▶ Written instruction: Repeat the entries below exactly as they appear, with no pictures.

▶ Extracted material:
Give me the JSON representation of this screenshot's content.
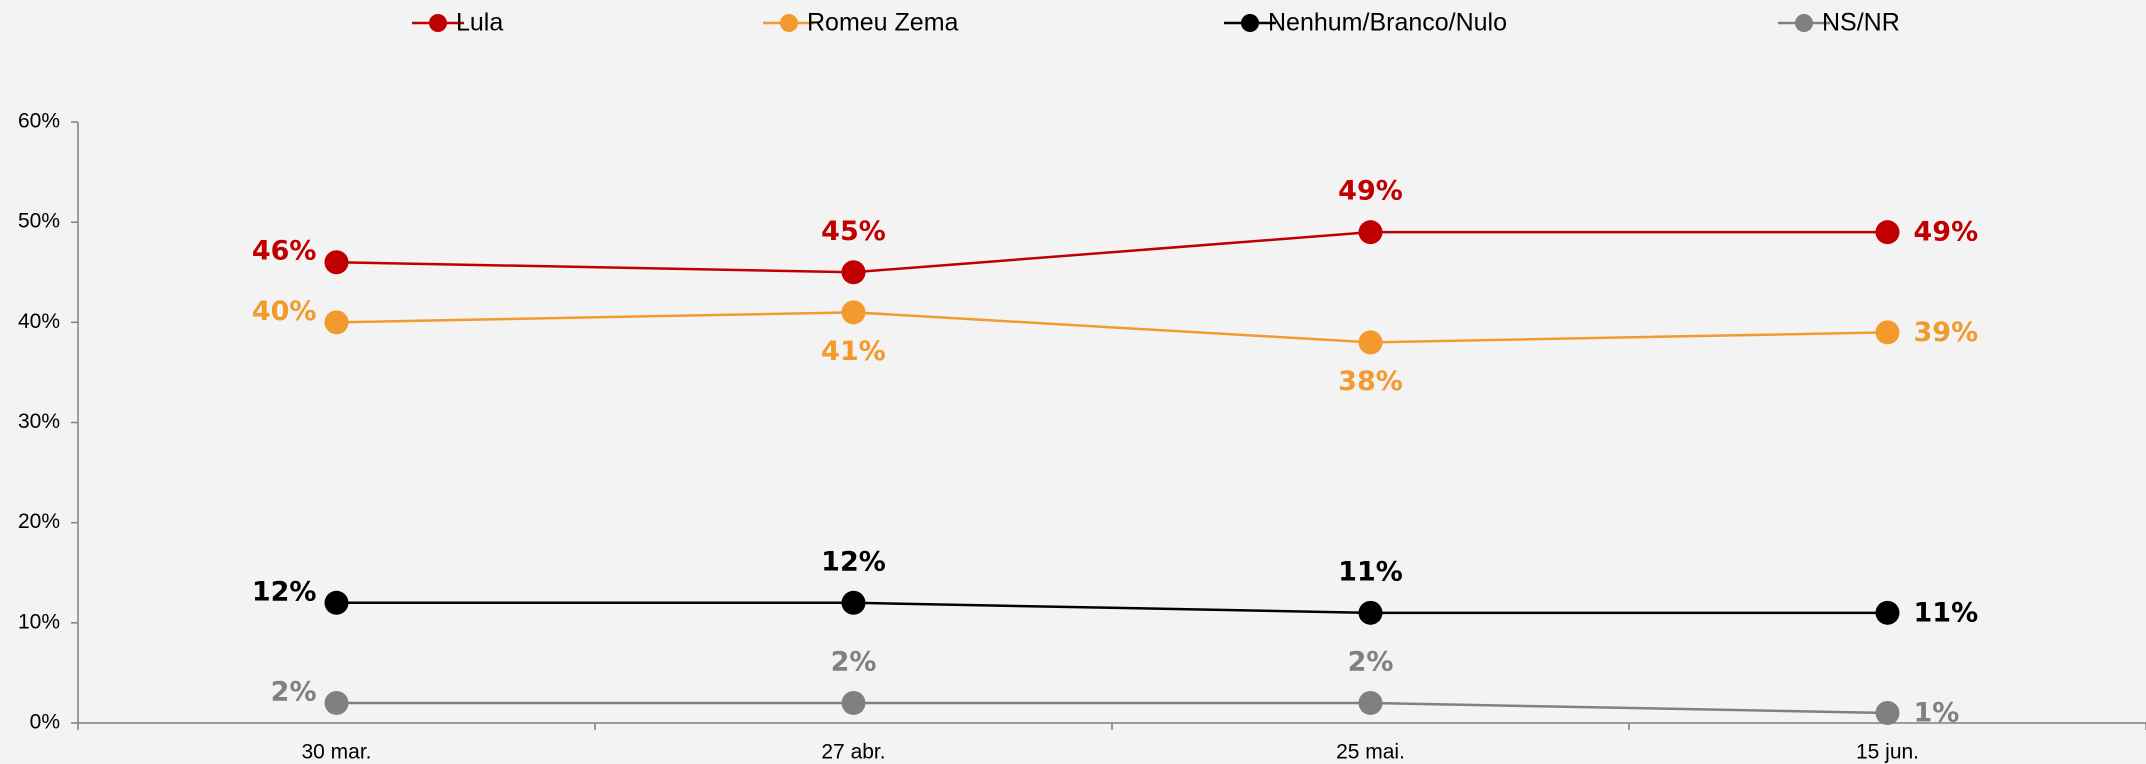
{
  "chart_data": {
    "type": "line",
    "categories": [
      "30 mar.",
      "27 abr.",
      "25 mai.",
      "15 jun."
    ],
    "series": [
      {
        "name": "Lula",
        "color": "#c00000",
        "values": [
          46,
          45,
          49,
          49
        ],
        "value_labels": [
          "46%",
          "45%",
          "49%",
          "49%"
        ]
      },
      {
        "name": "Romeu Zema",
        "color": "#f29a2e",
        "values": [
          40,
          41,
          38,
          39
        ],
        "value_labels": [
          "40%",
          "41%",
          "38%",
          "39%"
        ]
      },
      {
        "name": "Nenhum/Branco/Nulo",
        "color": "#000000",
        "values": [
          12,
          12,
          11,
          11
        ],
        "value_labels": [
          "12%",
          "12%",
          "11%",
          "11%"
        ]
      },
      {
        "name": "NS/NR",
        "color": "#808080",
        "values": [
          2,
          2,
          2,
          1
        ],
        "value_labels": [
          "2%",
          "2%",
          "2%",
          "1%"
        ]
      }
    ],
    "ylim": [
      0,
      60
    ],
    "yticks": [
      {
        "value": 0,
        "label": "0%"
      },
      {
        "value": 10,
        "label": "10%"
      },
      {
        "value": 20,
        "label": "20%"
      },
      {
        "value": 30,
        "label": "30%"
      },
      {
        "value": 40,
        "label": "40%"
      },
      {
        "value": 50,
        "label": "50%"
      },
      {
        "value": 60,
        "label": "60%"
      }
    ],
    "legend": "top"
  }
}
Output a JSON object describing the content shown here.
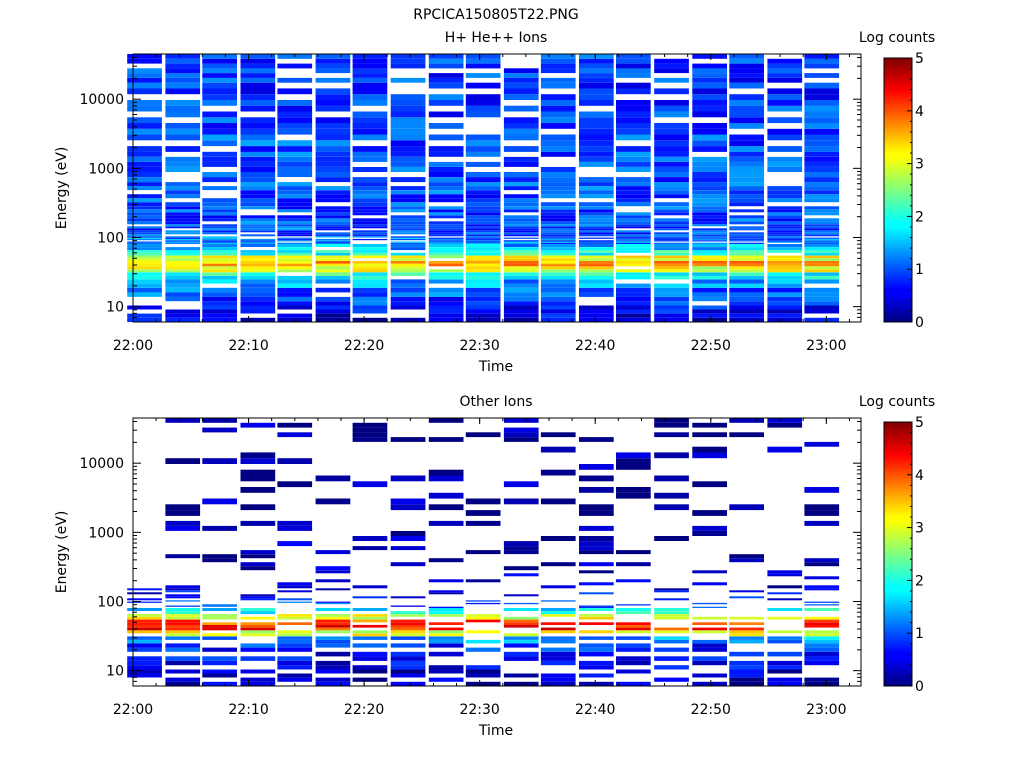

▶ Task answer:
Give me the JSON representation of this screenshot's content.
{
  "chart_data": {
    "type": "line",
    "categories": [
      "30 mar.",
      "27 abr.",
      "25 mai.",
      "15 jun."
    ],
    "series": [
      {
        "name": "Lula",
        "color": "#c00000",
        "values": [
          46,
          45,
          49,
          49
        ],
        "value_labels": [
          "46%",
          "45%",
          "49%",
          "49%"
        ]
      },
      {
        "name": "Romeu Zema",
        "color": "#f29a2e",
        "values": [
          40,
          41,
          38,
          39
        ],
        "value_labels": [
          "40%",
          "41%",
          "38%",
          "39%"
        ]
      },
      {
        "name": "Nenhum/Branco/Nulo",
        "color": "#000000",
        "values": [
          12,
          12,
          11,
          11
        ],
        "value_labels": [
          "12%",
          "12%",
          "11%",
          "11%"
        ]
      },
      {
        "name": "NS/NR",
        "color": "#808080",
        "values": [
          2,
          2,
          2,
          1
        ],
        "value_labels": [
          "2%",
          "2%",
          "2%",
          "1%"
        ]
      }
    ],
    "ylim": [
      0,
      60
    ],
    "yticks": [
      {
        "value": 0,
        "label": "0%"
      },
      {
        "value": 10,
        "label": "10%"
      },
      {
        "value": 20,
        "label": "20%"
      },
      {
        "value": 30,
        "label": "30%"
      },
      {
        "value": 40,
        "label": "40%"
      },
      {
        "value": 50,
        "label": "50%"
      },
      {
        "value": 60,
        "label": "60%"
      }
    ],
    "legend": "top"
  }
}
Output a JSON object describing the content shown here.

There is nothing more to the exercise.